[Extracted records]

§

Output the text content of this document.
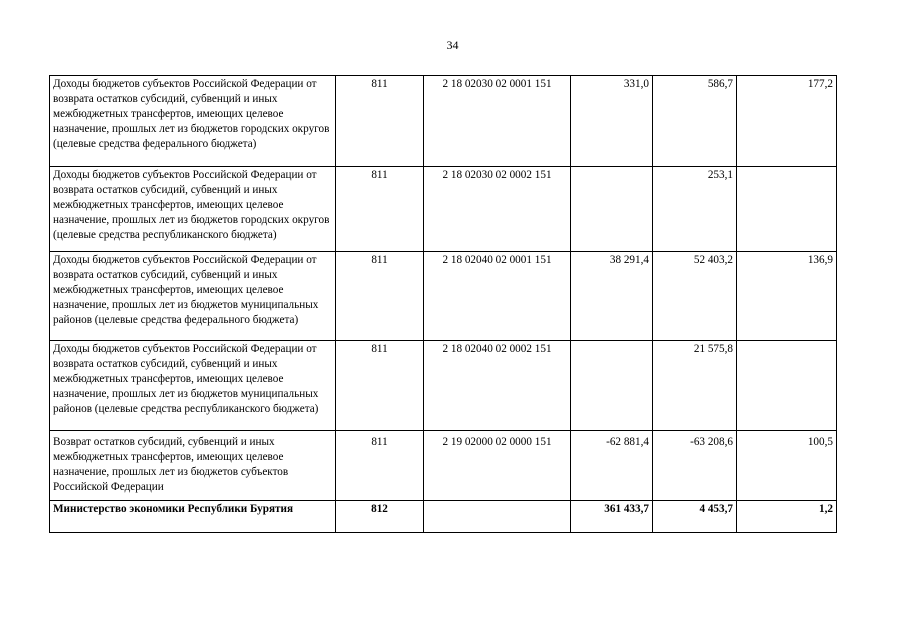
34
Доходы бюджетов субъектов Российской Федерации от возврата остатков субсидий, субвенций и иных межбюджетных трансфертов, имеющих целевое назначение, прошлых лет из бюджетов городских округов (целевые средства федерального бюджета)	811	2 18 02030 02 0001 151	331,0	586,7	177,2
Доходы бюджетов субъектов Российской Федерации от возврата остатков субсидий, субвенций и иных межбюджетных трансфертов, имеющих целевое назначение, прошлых лет из бюджетов городских округов (целевые средства республиканского бюджета)	811	2 18 02030 02 0002 151		253,1	
Доходы бюджетов субъектов Российской Федерации от возврата остатков субсидий, субвенций и иных межбюджетных трансфертов, имеющих целевое назначение, прошлых лет из бюджетов муниципальных районов (целевые средства федерального бюджета)	811	2 18 02040 02 0001 151	38 291,4	52 403,2	136,9
Доходы бюджетов субъектов Российской Федерации от возврата остатков субсидий, субвенций и иных межбюджетных трансфертов, имеющих целевое назначение, прошлых лет из бюджетов муниципальных районов (целевые средства республиканского бюджета)	811	2 18 02040 02 0002 151		21 575,8	
Возврат остатков субсидий, субвенций и иных межбюджетных трансфертов, имеющих целевое назначение, прошлых лет из бюджетов субъектов Российской Федерации	811	2 19 02000 02 0000 151	-62 881,4	-63 208,6	100,5
Министерство экономики Республики Бурятия	812		361 433,7	4 453,7	1,2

§

Given instruction :: From the entries above, output every line exactly and omit any image.

Task answer ::
Output the text content of this document.
34
Доходы бюджетов субъектов Российской Федерации от возврата остатков субсидий, субвенций и иных межбюджетных трансфертов, имеющих целевое назначение, прошлых лет из бюджетов городских округов (целевые средства федерального бюджета)	811	2 18 02030 02 0001 151	331,0	586,7	177,2
Доходы бюджетов субъектов Российской Федерации от возврата остатков субсидий, субвенций и иных межбюджетных трансфертов, имеющих целевое назначение, прошлых лет из бюджетов городских округов (целевые средства республиканского бюджета)	811	2 18 02030 02 0002 151		253,1	
Доходы бюджетов субъектов Российской Федерации от возврата остатков субсидий, субвенций и иных межбюджетных трансфертов, имеющих целевое назначение, прошлых лет из бюджетов муниципальных районов (целевые средства федерального бюджета)	811	2 18 02040 02 0001 151	38 291,4	52 403,2	136,9
Доходы бюджетов субъектов Российской Федерации от возврата остатков субсидий, субвенций и иных межбюджетных трансфертов, имеющих целевое назначение, прошлых лет из бюджетов муниципальных районов (целевые средства республиканского бюджета)	811	2 18 02040 02 0002 151		21 575,8	
Возврат остатков субсидий, субвенций и иных межбюджетных трансфертов, имеющих целевое назначение, прошлых лет из бюджетов субъектов Российской Федерации	811	2 19 02000 02 0000 151	-62 881,4	-63 208,6	100,5
Министерство экономики Республики Бурятия	812		361 433,7	4 453,7	1,2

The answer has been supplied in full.